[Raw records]
──────────────────────────────
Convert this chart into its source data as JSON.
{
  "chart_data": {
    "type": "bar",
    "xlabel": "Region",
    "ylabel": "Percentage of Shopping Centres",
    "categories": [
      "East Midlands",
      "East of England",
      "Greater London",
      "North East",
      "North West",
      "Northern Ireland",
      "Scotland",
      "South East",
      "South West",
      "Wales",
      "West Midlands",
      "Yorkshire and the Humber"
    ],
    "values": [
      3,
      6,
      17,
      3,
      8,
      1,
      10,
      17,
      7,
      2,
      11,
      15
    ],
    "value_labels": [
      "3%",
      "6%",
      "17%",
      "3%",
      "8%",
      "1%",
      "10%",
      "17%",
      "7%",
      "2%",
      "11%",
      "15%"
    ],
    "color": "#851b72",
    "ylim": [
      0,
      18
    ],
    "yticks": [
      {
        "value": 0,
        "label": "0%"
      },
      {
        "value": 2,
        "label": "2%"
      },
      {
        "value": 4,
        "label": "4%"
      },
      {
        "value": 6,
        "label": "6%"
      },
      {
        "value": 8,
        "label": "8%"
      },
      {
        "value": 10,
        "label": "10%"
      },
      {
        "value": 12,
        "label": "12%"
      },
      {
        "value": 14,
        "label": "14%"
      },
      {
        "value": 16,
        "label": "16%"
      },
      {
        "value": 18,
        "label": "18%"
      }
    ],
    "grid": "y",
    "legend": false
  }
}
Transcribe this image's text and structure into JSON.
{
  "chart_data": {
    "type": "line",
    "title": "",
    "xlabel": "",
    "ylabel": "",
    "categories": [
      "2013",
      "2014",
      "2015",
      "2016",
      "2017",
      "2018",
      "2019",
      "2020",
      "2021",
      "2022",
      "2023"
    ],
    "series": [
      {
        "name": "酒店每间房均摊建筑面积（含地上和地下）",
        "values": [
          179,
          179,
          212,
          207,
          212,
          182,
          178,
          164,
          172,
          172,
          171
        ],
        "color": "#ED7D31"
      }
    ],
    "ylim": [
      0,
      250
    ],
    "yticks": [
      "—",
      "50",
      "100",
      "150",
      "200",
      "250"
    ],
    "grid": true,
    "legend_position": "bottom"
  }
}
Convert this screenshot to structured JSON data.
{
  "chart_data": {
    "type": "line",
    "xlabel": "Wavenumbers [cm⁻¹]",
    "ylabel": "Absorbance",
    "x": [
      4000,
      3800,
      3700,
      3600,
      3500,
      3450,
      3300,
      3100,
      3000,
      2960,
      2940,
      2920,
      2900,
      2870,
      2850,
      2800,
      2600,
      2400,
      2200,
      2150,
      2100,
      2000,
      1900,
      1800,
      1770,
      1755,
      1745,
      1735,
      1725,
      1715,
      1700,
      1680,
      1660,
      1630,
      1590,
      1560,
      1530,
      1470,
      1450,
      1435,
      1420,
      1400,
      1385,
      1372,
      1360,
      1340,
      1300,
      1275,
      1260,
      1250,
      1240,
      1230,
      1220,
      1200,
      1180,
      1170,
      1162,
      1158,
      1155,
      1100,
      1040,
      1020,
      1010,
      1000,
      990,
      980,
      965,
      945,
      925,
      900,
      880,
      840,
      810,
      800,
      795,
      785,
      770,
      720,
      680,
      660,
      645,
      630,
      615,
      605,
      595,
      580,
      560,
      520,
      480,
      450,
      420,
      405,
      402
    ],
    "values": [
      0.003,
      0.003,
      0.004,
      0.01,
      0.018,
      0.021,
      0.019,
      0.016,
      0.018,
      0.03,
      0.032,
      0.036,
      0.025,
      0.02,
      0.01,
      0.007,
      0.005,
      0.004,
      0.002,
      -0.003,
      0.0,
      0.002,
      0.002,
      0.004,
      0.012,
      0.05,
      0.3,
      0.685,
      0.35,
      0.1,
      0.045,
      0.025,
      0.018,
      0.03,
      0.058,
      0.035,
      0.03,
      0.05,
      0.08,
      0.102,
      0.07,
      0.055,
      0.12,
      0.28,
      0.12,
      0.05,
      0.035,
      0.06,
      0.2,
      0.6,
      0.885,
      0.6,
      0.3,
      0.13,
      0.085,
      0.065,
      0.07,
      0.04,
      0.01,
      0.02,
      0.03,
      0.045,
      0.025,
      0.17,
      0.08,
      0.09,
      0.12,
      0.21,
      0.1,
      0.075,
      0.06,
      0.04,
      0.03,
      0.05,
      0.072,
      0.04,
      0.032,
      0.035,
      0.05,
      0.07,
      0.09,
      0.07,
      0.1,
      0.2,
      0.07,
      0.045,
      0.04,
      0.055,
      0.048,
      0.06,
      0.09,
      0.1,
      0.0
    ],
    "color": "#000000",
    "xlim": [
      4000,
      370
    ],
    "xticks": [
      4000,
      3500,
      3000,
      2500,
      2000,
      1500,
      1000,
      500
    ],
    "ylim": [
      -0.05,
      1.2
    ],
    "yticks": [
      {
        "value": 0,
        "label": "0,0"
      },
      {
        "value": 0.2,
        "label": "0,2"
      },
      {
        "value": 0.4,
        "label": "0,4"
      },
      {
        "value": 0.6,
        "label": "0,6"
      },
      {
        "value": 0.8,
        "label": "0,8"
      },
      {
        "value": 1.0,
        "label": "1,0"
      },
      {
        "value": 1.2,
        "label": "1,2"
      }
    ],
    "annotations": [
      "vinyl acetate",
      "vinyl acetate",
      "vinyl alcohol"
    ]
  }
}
──────────────────────────────
● **WRITTEN TASK**
The listing above must be transcribed exactly, line by line.

● **OUTPUT BELOW**
Convert this chart into its source data as JSON.
{
  "chart_data": {
    "type": "bar",
    "xlabel": "Region",
    "ylabel": "Percentage of Shopping Centres",
    "categories": [
      "East Midlands",
      "East of England",
      "Greater London",
      "North East",
      "North West",
      "Northern Ireland",
      "Scotland",
      "South East",
      "South West",
      "Wales",
      "West Midlands",
      "Yorkshire and the Humber"
    ],
    "values": [
      3,
      6,
      17,
      3,
      8,
      1,
      10,
      17,
      7,
      2,
      11,
      15
    ],
    "value_labels": [
      "3%",
      "6%",
      "17%",
      "3%",
      "8%",
      "1%",
      "10%",
      "17%",
      "7%",
      "2%",
      "11%",
      "15%"
    ],
    "color": "#851b72",
    "ylim": [
      0,
      18
    ],
    "yticks": [
      {
        "value": 0,
        "label": "0%"
      },
      {
        "value": 2,
        "label": "2%"
      },
      {
        "value": 4,
        "label": "4%"
      },
      {
        "value": 6,
        "label": "6%"
      },
      {
        "value": 8,
        "label": "8%"
      },
      {
        "value": 10,
        "label": "10%"
      },
      {
        "value": 12,
        "label": "12%"
      },
      {
        "value": 14,
        "label": "14%"
      },
      {
        "value": 16,
        "label": "16%"
      },
      {
        "value": 18,
        "label": "18%"
      }
    ],
    "grid": "y",
    "legend": false
  }
}
Transcribe this image's text and structure into JSON.
{
  "chart_data": {
    "type": "line",
    "title": "",
    "xlabel": "",
    "ylabel": "",
    "categories": [
      "2013",
      "2014",
      "2015",
      "2016",
      "2017",
      "2018",
      "2019",
      "2020",
      "2021",
      "2022",
      "2023"
    ],
    "series": [
      {
        "name": "酒店每间房均摊建筑面积（含地上和地下）",
        "values": [
          179,
          179,
          212,
          207,
          212,
          182,
          178,
          164,
          172,
          172,
          171
        ],
        "color": "#ED7D31"
      }
    ],
    "ylim": [
      0,
      250
    ],
    "yticks": [
      "—",
      "50",
      "100",
      "150",
      "200",
      "250"
    ],
    "grid": true,
    "legend_position": "bottom"
  }
}
Convert this screenshot to structured JSON data.
{
  "chart_data": {
    "type": "line",
    "xlabel": "Wavenumbers [cm⁻¹]",
    "ylabel": "Absorbance",
    "x": [
      4000,
      3800,
      3700,
      3600,
      3500,
      3450,
      3300,
      3100,
      3000,
      2960,
      2940,
      2920,
      2900,
      2870,
      2850,
      2800,
      2600,
      2400,
      2200,
      2150,
      2100,
      2000,
      1900,
      1800,
      1770,
      1755,
      1745,
      1735,
      1725,
      1715,
      1700,
      1680,
      1660,
      1630,
      1590,
      1560,
      1530,
      1470,
      1450,
      1435,
      1420,
      1400,
      1385,
      1372,
      1360,
      1340,
      1300,
      1275,
      1260,
      1250,
      1240,
      1230,
      1220,
      1200,
      1180,
      1170,
      1162,
      1158,
      1155,
      1100,
      1040,
      1020,
      1010,
      1000,
      990,
      980,
      965,
      945,
      925,
      900,
      880,
      840,
      810,
      800,
      795,
      785,
      770,
      720,
      680,
      660,
      645,
      630,
      615,
      605,
      595,
      580,
      560,
      520,
      480,
      450,
      420,
      405,
      402
    ],
    "values": [
      0.003,
      0.003,
      0.004,
      0.01,
      0.018,
      0.021,
      0.019,
      0.016,
      0.018,
      0.03,
      0.032,
      0.036,
      0.025,
      0.02,
      0.01,
      0.007,
      0.005,
      0.004,
      0.002,
      -0.003,
      0.0,
      0.002,
      0.002,
      0.004,
      0.012,
      0.05,
      0.3,
      0.685,
      0.35,
      0.1,
      0.045,
      0.025,
      0.018,
      0.03,
      0.058,
      0.035,
      0.03,
      0.05,
      0.08,
      0.102,
      0.07,
      0.055,
      0.12,
      0.28,
      0.12,
      0.05,
      0.035,
      0.06,
      0.2,
      0.6,
      0.885,
      0.6,
      0.3,
      0.13,
      0.085,
      0.065,
      0.07,
      0.04,
      0.01,
      0.02,
      0.03,
      0.045,
      0.025,
      0.17,
      0.08,
      0.09,
      0.12,
      0.21,
      0.1,
      0.075,
      0.06,
      0.04,
      0.03,
      0.05,
      0.072,
      0.04,
      0.032,
      0.035,
      0.05,
      0.07,
      0.09,
      0.07,
      0.1,
      0.2,
      0.07,
      0.045,
      0.04,
      0.055,
      0.048,
      0.06,
      0.09,
      0.1,
      0.0
    ],
    "color": "#000000",
    "xlim": [
      4000,
      370
    ],
    "xticks": [
      4000,
      3500,
      3000,
      2500,
      2000,
      1500,
      1000,
      500
    ],
    "ylim": [
      -0.05,
      1.2
    ],
    "yticks": [
      {
        "value": 0,
        "label": "0,0"
      },
      {
        "value": 0.2,
        "label": "0,2"
      },
      {
        "value": 0.4,
        "label": "0,4"
      },
      {
        "value": 0.6,
        "label": "0,6"
      },
      {
        "value": 0.8,
        "label": "0,8"
      },
      {
        "value": 1.0,
        "label": "1,0"
      },
      {
        "value": 1.2,
        "label": "1,2"
      }
    ],
    "annotations": [
      "vinyl acetate",
      "vinyl acetate",
      "vinyl alcohol"
    ]
  }
}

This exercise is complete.